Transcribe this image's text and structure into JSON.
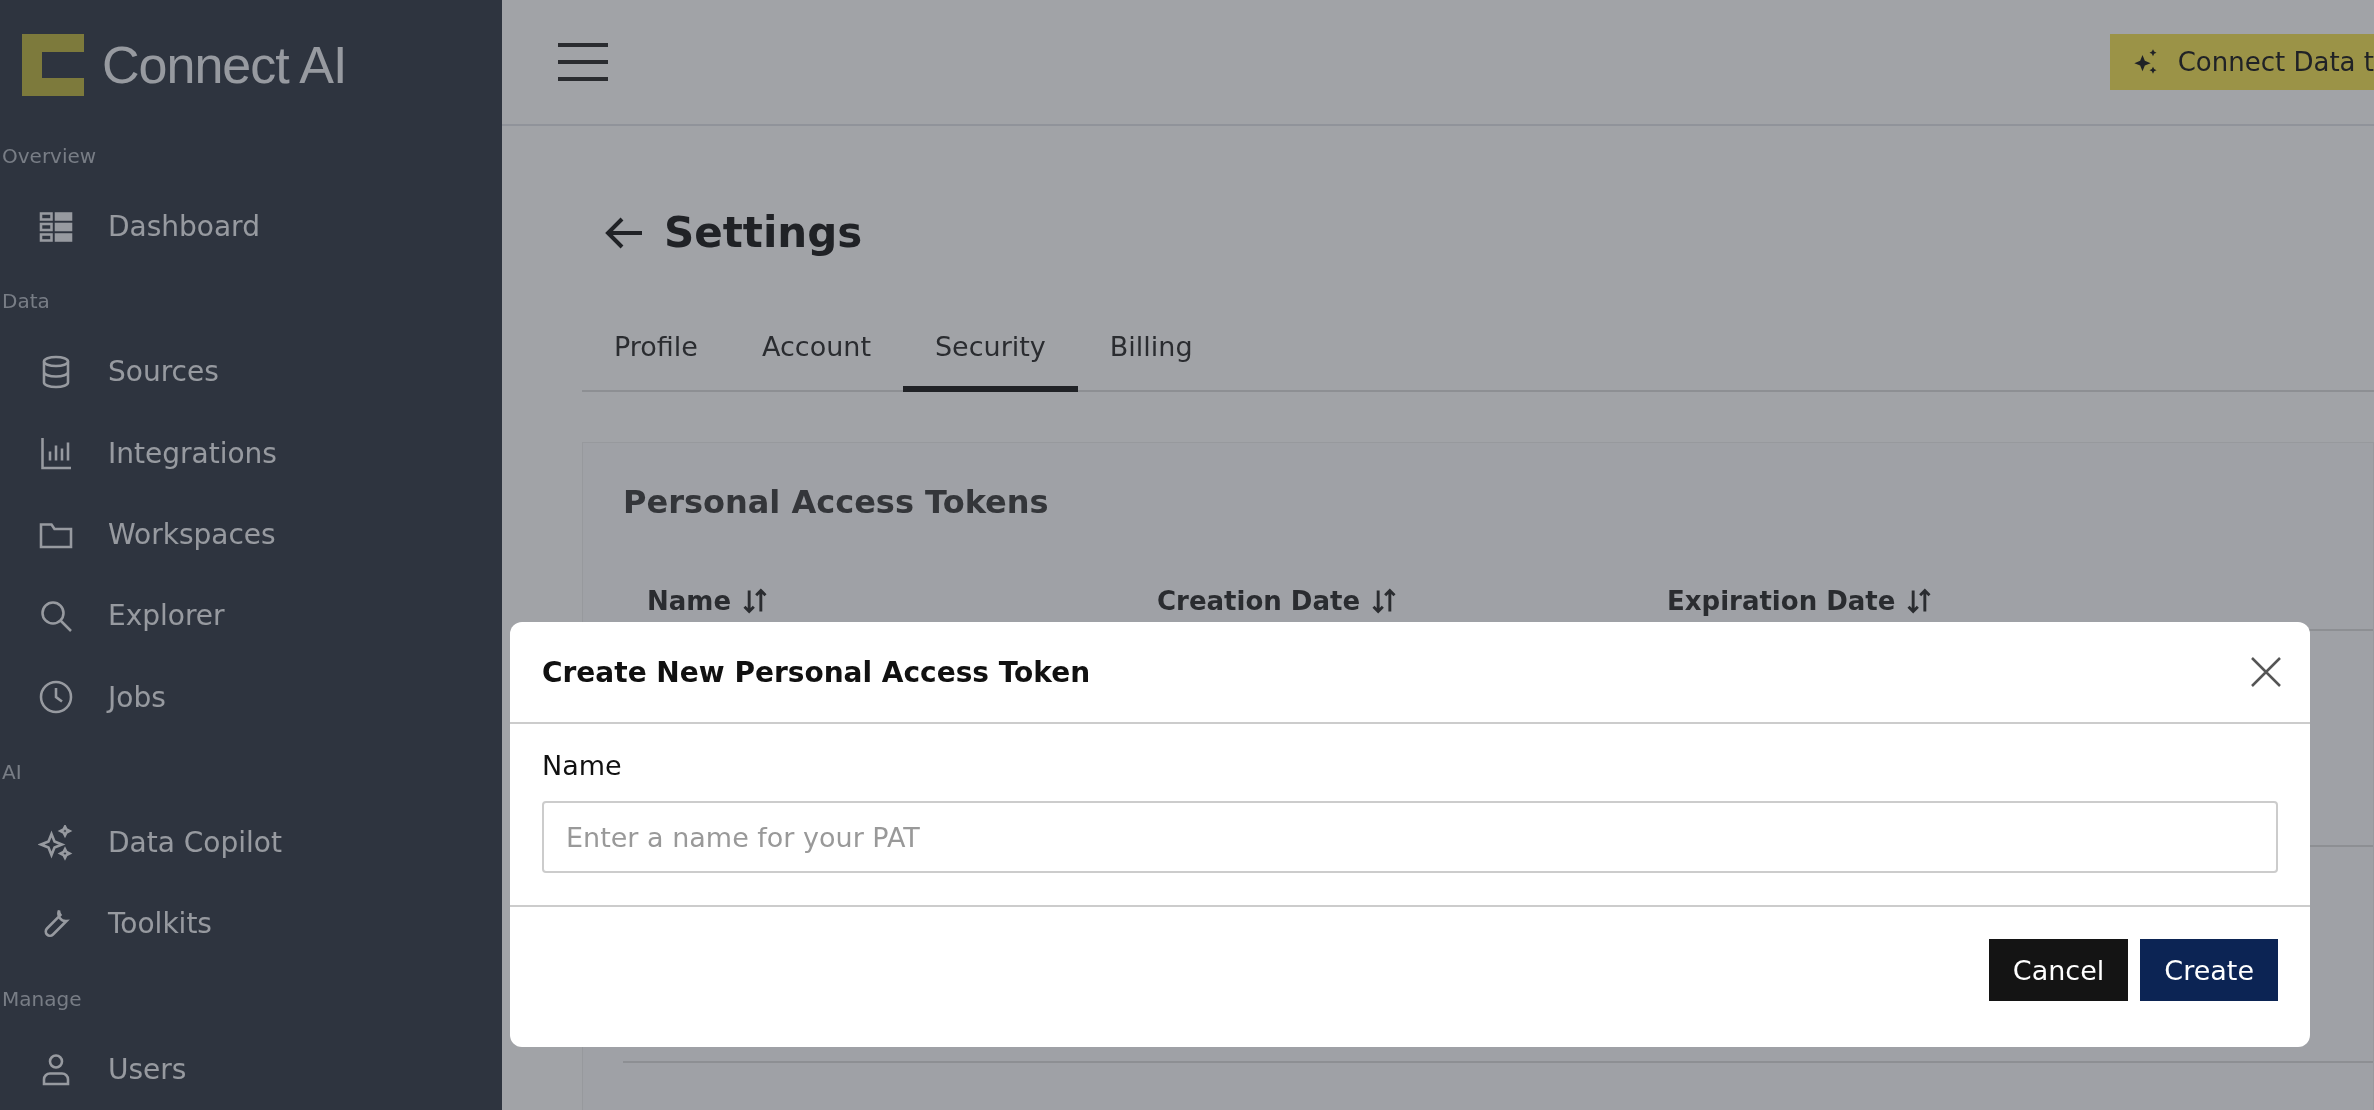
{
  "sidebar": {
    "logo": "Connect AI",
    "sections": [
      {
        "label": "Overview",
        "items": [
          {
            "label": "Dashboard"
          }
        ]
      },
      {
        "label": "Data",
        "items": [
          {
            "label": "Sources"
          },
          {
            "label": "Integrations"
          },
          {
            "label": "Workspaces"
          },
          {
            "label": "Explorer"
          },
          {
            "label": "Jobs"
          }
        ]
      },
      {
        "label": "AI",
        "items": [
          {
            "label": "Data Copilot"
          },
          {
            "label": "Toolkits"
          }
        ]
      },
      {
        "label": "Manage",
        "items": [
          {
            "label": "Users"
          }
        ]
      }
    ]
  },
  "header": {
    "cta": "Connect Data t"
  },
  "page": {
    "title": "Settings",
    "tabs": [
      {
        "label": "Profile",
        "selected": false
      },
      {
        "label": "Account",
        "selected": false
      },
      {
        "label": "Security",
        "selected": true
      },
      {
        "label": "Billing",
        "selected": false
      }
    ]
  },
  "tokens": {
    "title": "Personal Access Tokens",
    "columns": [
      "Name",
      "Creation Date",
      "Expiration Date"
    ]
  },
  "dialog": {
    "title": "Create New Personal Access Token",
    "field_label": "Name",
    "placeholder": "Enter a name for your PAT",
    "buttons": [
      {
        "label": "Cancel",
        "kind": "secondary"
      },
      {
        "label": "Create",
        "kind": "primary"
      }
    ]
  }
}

================================

What is required
Quote the data above in full and without alteration; skip the pictures.

Exercise solution
Transcribe this image's text and structure into JSON.
{
  "sidebar": {
    "logo": "Connect AI",
    "sections": [
      {
        "label": "Overview",
        "items": [
          {
            "label": "Dashboard"
          }
        ]
      },
      {
        "label": "Data",
        "items": [
          {
            "label": "Sources"
          },
          {
            "label": "Integrations"
          },
          {
            "label": "Workspaces"
          },
          {
            "label": "Explorer"
          },
          {
            "label": "Jobs"
          }
        ]
      },
      {
        "label": "AI",
        "items": [
          {
            "label": "Data Copilot"
          },
          {
            "label": "Toolkits"
          }
        ]
      },
      {
        "label": "Manage",
        "items": [
          {
            "label": "Users"
          }
        ]
      }
    ]
  },
  "header": {
    "cta": "Connect Data t"
  },
  "page": {
    "title": "Settings",
    "tabs": [
      {
        "label": "Profile",
        "selected": false
      },
      {
        "label": "Account",
        "selected": false
      },
      {
        "label": "Security",
        "selected": true
      },
      {
        "label": "Billing",
        "selected": false
      }
    ]
  },
  "tokens": {
    "title": "Personal Access Tokens",
    "columns": [
      "Name",
      "Creation Date",
      "Expiration Date"
    ]
  },
  "dialog": {
    "title": "Create New Personal Access Token",
    "field_label": "Name",
    "placeholder": "Enter a name for your PAT",
    "buttons": [
      {
        "label": "Cancel",
        "kind": "secondary"
      },
      {
        "label": "Create",
        "kind": "primary"
      }
    ]
  }
}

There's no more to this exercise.